# Problem description:
Find each line containing the string "Local" and return it.

# Available records:
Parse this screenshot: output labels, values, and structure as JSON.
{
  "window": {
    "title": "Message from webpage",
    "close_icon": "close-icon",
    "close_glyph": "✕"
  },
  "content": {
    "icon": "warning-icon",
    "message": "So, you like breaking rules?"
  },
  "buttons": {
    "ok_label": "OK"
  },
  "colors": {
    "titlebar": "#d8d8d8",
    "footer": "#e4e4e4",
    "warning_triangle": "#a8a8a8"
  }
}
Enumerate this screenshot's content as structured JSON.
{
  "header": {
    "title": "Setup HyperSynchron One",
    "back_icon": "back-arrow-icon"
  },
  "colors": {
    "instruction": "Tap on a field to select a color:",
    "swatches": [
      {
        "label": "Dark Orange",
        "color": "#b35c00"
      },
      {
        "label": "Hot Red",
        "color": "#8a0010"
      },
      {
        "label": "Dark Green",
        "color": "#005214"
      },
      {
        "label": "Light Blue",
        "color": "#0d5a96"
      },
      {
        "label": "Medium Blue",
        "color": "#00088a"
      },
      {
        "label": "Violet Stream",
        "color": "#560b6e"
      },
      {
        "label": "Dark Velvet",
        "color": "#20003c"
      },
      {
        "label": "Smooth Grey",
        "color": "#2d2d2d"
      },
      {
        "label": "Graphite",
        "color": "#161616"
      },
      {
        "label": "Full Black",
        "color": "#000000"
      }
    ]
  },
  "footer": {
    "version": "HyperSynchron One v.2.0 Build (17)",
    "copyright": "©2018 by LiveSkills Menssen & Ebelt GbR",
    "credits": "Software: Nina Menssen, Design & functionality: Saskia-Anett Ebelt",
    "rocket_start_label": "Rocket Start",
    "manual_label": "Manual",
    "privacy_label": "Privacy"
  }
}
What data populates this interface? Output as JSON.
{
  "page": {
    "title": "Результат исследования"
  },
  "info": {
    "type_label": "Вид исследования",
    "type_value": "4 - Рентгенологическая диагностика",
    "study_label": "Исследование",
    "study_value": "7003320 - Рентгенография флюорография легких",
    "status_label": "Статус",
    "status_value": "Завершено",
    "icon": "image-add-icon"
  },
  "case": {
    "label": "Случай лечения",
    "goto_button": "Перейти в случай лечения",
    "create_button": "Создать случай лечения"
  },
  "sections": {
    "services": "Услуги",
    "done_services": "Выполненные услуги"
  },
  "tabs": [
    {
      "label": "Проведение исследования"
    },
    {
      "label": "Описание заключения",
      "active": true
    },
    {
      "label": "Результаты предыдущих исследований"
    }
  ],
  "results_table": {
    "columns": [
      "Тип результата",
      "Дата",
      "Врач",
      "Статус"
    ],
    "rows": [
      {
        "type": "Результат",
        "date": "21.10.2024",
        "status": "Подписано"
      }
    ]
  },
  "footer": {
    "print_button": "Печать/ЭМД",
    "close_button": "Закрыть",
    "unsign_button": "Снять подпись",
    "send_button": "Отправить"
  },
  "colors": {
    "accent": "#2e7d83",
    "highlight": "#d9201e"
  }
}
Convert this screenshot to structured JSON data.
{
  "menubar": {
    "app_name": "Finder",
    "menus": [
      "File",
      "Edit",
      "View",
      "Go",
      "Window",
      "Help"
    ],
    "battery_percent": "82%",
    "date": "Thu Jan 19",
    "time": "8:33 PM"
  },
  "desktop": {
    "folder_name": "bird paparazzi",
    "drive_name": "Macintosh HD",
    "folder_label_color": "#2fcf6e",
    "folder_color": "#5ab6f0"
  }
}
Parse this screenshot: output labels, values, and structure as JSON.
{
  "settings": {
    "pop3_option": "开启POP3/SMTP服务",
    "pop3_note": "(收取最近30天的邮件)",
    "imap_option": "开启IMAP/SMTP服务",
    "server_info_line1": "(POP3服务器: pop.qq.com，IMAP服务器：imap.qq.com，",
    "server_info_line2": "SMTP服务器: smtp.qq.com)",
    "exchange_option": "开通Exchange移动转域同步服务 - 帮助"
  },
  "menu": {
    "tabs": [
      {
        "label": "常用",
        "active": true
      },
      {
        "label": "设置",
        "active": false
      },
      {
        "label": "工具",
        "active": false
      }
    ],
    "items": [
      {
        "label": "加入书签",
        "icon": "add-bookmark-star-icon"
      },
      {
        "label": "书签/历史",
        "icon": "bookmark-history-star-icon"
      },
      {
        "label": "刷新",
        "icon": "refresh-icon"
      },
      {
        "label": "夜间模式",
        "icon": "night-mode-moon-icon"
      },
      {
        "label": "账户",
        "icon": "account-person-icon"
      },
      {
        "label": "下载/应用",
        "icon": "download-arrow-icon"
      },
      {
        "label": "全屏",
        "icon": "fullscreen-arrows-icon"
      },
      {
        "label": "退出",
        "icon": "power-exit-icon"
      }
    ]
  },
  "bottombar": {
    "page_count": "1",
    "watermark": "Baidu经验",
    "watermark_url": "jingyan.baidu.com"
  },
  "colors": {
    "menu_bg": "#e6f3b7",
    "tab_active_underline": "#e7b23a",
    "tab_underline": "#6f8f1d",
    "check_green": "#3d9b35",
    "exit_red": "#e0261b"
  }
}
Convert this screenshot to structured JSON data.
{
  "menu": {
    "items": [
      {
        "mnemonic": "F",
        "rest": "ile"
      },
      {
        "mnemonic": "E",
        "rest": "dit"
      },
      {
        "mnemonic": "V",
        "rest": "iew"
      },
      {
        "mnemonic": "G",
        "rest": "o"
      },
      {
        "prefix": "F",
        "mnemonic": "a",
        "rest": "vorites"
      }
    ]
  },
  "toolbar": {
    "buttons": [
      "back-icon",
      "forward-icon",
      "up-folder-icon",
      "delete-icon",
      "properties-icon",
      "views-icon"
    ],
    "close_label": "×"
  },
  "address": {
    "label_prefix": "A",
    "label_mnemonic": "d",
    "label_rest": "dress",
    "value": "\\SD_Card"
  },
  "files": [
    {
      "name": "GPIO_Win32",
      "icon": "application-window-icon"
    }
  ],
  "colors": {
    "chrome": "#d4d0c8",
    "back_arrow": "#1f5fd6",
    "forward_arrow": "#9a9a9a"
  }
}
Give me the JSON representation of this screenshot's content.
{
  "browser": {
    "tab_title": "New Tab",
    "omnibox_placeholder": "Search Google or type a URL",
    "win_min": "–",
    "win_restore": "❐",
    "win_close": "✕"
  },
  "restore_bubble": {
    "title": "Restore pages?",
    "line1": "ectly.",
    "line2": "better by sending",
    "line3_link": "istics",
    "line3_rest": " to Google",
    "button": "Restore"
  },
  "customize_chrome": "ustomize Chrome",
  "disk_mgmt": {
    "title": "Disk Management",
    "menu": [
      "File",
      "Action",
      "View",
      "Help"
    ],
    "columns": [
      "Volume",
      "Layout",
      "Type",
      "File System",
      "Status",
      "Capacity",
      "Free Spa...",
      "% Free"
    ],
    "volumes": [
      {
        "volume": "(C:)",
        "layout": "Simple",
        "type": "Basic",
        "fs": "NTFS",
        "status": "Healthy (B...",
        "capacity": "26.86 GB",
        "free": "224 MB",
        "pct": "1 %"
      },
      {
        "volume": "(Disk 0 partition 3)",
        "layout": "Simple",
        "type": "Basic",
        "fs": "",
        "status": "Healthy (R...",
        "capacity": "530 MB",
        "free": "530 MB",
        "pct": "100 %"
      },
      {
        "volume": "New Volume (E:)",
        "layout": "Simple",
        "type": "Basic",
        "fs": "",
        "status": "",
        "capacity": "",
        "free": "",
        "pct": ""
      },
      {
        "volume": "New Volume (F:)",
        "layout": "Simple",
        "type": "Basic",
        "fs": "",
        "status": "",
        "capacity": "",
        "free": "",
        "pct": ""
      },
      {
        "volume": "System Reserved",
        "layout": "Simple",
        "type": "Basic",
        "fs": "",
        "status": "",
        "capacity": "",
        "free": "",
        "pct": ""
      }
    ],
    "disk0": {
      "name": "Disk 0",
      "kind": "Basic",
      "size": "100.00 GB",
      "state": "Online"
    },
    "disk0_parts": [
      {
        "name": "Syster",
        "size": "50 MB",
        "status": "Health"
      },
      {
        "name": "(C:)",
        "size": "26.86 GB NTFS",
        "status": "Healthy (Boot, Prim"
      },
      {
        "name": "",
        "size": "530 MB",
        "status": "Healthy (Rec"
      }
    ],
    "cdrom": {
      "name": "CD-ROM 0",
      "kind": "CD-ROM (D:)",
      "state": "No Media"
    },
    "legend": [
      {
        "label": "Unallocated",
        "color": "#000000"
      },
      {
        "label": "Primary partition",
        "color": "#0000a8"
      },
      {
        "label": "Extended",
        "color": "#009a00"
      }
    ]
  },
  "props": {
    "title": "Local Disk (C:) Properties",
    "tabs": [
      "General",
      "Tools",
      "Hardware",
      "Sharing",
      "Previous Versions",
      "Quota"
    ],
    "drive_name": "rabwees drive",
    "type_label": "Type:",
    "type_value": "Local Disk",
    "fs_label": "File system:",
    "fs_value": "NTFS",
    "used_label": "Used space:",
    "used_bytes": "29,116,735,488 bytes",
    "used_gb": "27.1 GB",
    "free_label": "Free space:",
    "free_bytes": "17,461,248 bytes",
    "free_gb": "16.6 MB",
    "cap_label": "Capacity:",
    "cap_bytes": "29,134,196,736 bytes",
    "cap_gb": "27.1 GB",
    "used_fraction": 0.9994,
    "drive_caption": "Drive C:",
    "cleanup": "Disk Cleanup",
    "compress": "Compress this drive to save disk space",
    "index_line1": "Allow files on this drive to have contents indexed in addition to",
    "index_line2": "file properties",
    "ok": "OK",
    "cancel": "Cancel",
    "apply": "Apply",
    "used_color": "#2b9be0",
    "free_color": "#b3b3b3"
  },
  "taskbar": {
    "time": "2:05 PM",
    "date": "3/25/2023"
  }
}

# Solution for this problem:
    "title": "Local Disk (C:) Properties",
    "type_value": "Local Disk",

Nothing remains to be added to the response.